• _Отрывок_
Из этого вытекает, что именно сама «пустота» – прошлая и настоящая – должна быть осмыслена положительно, не только как отсутствие, но и как путь к чему-либо, но отнюдь не обязательно в положительном смысле для России. Чаадаев создает матрицу, произвольно допускающую любые варианты пророчествования будущего: либо России надлежит стать уроком для других, примером и поучением, либо ей предстоит столь же исключительное будущее, в котором «пустота» превратится в преимущество.
Те же самые качества, которые теперь являются недостатками или достоинствами, не приносящими плода, способны в будущем обернуться преимуществом. Чаадаев уже в первом письме, прерывая обличение, делает оговорку, мало кем из современных читателей замеченную:
«Я, конечно, не утверждаю, что среди нас одни только пороки, а среди народов Европы одни добродетели, избави Бог. Но я говорю, что для суждения о народах надо исследовать общий дух, составляющий их сущность, ибо только этот общий дух способен вознести их к более совершенному нравственному состоянию и направить к бесконечному развитию, а не та или другая черта их характера» (I, 329, ср. сходное: I, 335–336).
Мировая история в любом случае (именно как история) несет в себе смысл – и смысл этот внеисторичен, но суждение о будущем является (лишь) верой – в смысле надежды и упования. Но если надеяться на то, что «урок» предназначен не (только) внешнему зрителю, но и «нам», причем не индивидуально (в смысле обращения в истинную веру), но коллективно, как историческому субъекту – то это значит, раз история еще не началась для России, что ей суждено начаться.

• _Что сделать_
A. Выпишите из отрывка о Чаадаеве все отдельные слова, взятые в кавычки. Длинную цитату из первого письма не учитывайте, повторы не указывайте.
B. Продолжите отрывок о Чаадаеве и будущем России, начав сразу после его последнего предложения.

• _Исходные данные_
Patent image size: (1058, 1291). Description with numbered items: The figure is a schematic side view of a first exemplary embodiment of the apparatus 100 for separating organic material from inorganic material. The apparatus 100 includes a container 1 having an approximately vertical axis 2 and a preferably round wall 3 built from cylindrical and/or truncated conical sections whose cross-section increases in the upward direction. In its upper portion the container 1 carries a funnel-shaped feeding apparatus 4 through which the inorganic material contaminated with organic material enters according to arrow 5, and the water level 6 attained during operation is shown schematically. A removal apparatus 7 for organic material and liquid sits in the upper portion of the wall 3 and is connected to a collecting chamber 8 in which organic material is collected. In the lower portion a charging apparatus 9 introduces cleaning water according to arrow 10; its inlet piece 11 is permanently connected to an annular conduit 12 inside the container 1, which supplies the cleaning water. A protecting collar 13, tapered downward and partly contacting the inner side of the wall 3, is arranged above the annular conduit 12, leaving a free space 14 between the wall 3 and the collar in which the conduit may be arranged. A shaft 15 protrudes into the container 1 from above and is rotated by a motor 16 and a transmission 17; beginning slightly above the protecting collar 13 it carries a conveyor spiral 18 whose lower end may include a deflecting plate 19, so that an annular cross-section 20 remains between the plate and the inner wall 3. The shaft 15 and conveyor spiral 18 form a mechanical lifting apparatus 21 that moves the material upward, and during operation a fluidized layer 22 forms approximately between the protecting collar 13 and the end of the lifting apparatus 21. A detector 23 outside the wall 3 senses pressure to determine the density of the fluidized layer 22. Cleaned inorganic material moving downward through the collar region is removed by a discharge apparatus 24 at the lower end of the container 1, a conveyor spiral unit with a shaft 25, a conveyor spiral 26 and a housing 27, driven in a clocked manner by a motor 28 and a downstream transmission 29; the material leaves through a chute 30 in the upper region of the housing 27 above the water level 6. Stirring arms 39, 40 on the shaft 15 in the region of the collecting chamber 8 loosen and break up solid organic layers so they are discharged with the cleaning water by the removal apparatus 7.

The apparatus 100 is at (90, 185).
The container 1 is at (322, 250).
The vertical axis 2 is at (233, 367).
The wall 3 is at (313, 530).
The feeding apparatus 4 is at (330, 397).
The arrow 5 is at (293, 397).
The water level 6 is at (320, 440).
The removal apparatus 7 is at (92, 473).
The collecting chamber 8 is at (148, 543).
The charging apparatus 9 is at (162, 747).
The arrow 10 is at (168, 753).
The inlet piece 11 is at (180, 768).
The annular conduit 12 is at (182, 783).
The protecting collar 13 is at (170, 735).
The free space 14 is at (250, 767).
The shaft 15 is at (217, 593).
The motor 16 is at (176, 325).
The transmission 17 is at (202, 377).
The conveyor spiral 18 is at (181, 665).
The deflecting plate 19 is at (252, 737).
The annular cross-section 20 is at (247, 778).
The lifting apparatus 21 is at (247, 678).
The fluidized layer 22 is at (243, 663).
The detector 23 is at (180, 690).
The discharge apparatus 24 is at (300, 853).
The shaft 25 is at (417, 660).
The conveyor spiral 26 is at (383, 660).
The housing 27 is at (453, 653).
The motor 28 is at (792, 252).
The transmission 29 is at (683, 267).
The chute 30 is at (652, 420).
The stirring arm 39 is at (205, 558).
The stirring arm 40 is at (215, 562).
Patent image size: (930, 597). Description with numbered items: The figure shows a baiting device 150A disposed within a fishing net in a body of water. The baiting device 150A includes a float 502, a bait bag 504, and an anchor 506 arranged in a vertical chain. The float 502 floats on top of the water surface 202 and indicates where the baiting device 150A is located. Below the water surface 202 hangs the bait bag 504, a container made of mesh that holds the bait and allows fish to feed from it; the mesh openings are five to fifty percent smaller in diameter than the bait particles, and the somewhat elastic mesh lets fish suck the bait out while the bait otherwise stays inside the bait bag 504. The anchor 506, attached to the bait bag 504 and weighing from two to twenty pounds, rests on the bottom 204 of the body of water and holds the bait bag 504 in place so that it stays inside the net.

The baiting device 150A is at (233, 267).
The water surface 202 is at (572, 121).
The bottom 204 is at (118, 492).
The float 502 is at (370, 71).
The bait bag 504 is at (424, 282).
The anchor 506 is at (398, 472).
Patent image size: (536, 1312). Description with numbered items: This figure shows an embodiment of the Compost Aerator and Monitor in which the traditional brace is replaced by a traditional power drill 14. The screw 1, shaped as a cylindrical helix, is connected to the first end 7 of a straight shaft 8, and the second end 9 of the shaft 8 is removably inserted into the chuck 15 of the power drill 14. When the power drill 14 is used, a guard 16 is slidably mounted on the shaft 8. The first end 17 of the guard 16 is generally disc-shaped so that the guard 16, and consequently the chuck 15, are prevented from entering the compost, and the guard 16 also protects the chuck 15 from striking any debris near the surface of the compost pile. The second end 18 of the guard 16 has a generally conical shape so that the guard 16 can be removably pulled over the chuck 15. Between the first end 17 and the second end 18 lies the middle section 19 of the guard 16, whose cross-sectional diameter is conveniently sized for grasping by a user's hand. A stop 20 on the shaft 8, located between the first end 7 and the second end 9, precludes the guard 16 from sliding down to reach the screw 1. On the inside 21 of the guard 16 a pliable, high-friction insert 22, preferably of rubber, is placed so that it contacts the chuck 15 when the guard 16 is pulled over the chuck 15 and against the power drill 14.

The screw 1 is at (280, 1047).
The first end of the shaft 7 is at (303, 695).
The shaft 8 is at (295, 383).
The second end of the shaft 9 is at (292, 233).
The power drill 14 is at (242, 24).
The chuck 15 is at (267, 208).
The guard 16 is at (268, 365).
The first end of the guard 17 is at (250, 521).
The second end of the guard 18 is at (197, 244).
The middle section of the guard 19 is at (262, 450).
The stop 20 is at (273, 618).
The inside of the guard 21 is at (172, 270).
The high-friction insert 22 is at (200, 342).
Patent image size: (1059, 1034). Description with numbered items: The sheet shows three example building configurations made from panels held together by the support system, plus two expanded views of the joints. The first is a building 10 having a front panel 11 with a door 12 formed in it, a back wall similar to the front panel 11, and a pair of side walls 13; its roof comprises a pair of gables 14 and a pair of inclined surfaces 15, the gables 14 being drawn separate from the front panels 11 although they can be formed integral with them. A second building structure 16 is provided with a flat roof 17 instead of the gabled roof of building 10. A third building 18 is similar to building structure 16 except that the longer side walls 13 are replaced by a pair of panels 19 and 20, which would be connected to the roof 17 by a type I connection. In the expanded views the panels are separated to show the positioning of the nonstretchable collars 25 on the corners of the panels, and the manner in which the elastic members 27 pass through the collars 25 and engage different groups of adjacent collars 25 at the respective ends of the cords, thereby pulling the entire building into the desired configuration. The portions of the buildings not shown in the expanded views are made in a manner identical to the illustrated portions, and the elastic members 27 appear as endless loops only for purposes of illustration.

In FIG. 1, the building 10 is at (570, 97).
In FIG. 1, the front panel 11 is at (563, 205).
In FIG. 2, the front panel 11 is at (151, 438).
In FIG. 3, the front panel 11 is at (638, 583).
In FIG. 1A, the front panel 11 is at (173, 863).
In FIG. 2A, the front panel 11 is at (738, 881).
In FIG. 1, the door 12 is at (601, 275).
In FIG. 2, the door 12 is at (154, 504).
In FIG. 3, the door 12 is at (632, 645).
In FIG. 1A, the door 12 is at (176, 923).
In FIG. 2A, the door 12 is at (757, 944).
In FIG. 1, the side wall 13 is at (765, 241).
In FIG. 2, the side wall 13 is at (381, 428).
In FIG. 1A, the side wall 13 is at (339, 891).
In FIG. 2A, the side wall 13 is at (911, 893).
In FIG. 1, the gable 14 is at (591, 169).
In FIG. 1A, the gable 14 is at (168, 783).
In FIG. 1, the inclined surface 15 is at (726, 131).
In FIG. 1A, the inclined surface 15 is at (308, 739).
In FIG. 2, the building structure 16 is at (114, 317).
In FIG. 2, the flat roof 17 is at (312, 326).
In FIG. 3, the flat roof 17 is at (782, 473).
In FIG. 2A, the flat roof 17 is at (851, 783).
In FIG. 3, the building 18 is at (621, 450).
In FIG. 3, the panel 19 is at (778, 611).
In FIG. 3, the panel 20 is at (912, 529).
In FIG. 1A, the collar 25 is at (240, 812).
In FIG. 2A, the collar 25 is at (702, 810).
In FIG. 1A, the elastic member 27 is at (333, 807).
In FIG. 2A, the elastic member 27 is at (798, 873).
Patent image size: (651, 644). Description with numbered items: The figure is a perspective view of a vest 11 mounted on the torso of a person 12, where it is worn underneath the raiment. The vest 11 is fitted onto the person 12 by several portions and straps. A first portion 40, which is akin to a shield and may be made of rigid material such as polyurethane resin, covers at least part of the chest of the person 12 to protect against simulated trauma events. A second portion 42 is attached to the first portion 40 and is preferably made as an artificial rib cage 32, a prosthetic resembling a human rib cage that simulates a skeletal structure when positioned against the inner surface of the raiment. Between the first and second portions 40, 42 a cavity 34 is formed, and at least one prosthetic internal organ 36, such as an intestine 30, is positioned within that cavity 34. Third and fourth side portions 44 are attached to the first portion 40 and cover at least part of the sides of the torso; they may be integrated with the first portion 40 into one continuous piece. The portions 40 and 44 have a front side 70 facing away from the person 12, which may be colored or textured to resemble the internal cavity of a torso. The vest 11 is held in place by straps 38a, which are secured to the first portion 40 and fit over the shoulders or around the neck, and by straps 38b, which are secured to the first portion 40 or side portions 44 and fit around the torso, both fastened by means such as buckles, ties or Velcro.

• _Ответы к заданиям_
A. «пустота», «урок», «нам»

B.
«Пустота» тем самым оборачивается способностью вместить не любое, но универсальное содержание – любое конкретное оказывается не имеющим укоренения, оно легко принимается и столь же легко отбрасывается впоследствии, поскольку было произвольным, его принятие вытекало не из внутреннего смысла, не из внутренней потребности, а из случайных обстоятельств – любое другое, удовлетворяющее ту же потребность, могло бы его заместить – и замещает сразу же, как только обстоятельства изменились:
«Мы живем лишь в самом ограниченном настоящем без прошедшего и без будущего, среди плоского застоя. И если мы иногда волнуемся, то не в ожидании или не с пожеланием какого-нибудь общего блага, а в ребяческом легкомыслии младенца, когда он тянется и протягивает руки к погремушке, которую ему показывает кормилица» (I, 325).
Но это же отсутствие «своего», преходящесть любого «чужого», которое держится лишь до тех пор, пока на него не пройдет мода и ее не сменит другая – оно же оборачивается преимуществом не только в текстах, написанных вслед за «Философическими письмами…», но и в них же самих – разница в интонации. Если в «Философических письмах…» это приглушено – на первом плане обличение, сначала описание пустоты, безосновности, пронизывающей все, от частной жизни до общего порядка существования во времени[62], который и объясняет беспорядок первой, то в текстах последующих нескольких лет на первый план выходят имеющиеся перспективы. Так, в письме к Ф.В.Й. Шеллингу в 1832 г. Чаадаев говорит о «молодом поколении» соотечественников:
«бедное настоящим, но богатое будущим […], великие судьбины которого не могут быть безразличны мудрецу» (II, 77).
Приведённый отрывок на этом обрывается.